(Dataset records)
==============================

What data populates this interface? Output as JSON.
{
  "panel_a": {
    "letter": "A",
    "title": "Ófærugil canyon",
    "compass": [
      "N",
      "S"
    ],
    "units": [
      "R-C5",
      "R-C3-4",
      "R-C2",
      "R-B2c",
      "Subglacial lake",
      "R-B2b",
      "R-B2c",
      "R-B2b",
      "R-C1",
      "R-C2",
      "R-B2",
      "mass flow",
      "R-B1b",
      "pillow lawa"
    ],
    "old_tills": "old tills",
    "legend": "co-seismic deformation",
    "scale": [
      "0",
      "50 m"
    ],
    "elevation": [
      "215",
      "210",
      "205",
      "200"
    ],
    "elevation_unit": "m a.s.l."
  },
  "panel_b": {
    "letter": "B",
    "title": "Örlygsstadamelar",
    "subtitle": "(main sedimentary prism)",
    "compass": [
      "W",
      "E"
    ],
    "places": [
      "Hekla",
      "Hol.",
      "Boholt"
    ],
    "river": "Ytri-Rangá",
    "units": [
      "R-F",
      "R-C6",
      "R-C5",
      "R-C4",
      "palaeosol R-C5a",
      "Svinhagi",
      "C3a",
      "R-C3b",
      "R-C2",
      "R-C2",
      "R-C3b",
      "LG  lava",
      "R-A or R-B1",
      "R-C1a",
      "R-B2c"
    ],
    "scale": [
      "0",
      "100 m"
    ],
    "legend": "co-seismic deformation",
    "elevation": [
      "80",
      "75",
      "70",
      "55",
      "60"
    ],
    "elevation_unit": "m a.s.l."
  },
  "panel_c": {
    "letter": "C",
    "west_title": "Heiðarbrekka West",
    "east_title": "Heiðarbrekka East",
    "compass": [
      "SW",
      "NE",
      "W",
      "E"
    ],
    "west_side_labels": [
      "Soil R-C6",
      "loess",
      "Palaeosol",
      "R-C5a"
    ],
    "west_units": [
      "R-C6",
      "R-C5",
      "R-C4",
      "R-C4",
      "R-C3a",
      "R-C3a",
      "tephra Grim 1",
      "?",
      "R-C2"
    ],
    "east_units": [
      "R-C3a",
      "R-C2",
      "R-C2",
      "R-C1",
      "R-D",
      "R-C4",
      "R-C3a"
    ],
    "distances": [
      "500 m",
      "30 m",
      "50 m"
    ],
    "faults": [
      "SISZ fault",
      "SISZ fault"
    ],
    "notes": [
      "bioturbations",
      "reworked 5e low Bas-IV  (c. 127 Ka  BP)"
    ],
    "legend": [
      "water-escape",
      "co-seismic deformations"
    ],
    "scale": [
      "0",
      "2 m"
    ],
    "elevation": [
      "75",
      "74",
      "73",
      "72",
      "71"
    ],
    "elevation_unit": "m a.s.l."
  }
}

==============================

» Request:
Repeat the data above exactly.

» Finished task:
What data populates this interface? Output as JSON.
{
  "panel_a": {
    "letter": "A",
    "title": "Ófærugil canyon",
    "compass": [
      "N",
      "S"
    ],
    "units": [
      "R-C5",
      "R-C3-4",
      "R-C2",
      "R-B2c",
      "Subglacial lake",
      "R-B2b",
      "R-B2c",
      "R-B2b",
      "R-C1",
      "R-C2",
      "R-B2",
      "mass flow",
      "R-B1b",
      "pillow lawa"
    ],
    "old_tills": "old tills",
    "legend": "co-seismic deformation",
    "scale": [
      "0",
      "50 m"
    ],
    "elevation": [
      "215",
      "210",
      "205",
      "200"
    ],
    "elevation_unit": "m a.s.l."
  },
  "panel_b": {
    "letter": "B",
    "title": "Örlygsstadamelar",
    "subtitle": "(main sedimentary prism)",
    "compass": [
      "W",
      "E"
    ],
    "places": [
      "Hekla",
      "Hol.",
      "Boholt"
    ],
    "river": "Ytri-Rangá",
    "units": [
      "R-F",
      "R-C6",
      "R-C5",
      "R-C4",
      "palaeosol R-C5a",
      "Svinhagi",
      "C3a",
      "R-C3b",
      "R-C2",
      "R-C2",
      "R-C3b",
      "LG  lava",
      "R-A or R-B1",
      "R-C1a",
      "R-B2c"
    ],
    "scale": [
      "0",
      "100 m"
    ],
    "legend": "co-seismic deformation",
    "elevation": [
      "80",
      "75",
      "70",
      "55",
      "60"
    ],
    "elevation_unit": "m a.s.l."
  },
  "panel_c": {
    "letter": "C",
    "west_title": "Heiðarbrekka West",
    "east_title": "Heiðarbrekka East",
    "compass": [
      "SW",
      "NE",
      "W",
      "E"
    ],
    "west_side_labels": [
      "Soil R-C6",
      "loess",
      "Palaeosol",
      "R-C5a"
    ],
    "west_units": [
      "R-C6",
      "R-C5",
      "R-C4",
      "R-C4",
      "R-C3a",
      "R-C3a",
      "tephra Grim 1",
      "?",
      "R-C2"
    ],
    "east_units": [
      "R-C3a",
      "R-C2",
      "R-C2",
      "R-C1",
      "R-D",
      "R-C4",
      "R-C3a"
    ],
    "distances": [
      "500 m",
      "30 m",
      "50 m"
    ],
    "faults": [
      "SISZ fault",
      "SISZ fault"
    ],
    "notes": [
      "bioturbations",
      "reworked 5e low Bas-IV  (c. 127 Ka  BP)"
    ],
    "legend": [
      "water-escape",
      "co-seismic deformations"
    ],
    "scale": [
      "0",
      "2 m"
    ],
    "elevation": [
      "75",
      "74",
      "73",
      "72",
      "71"
    ],
    "elevation_unit": "m a.s.l."
  }
}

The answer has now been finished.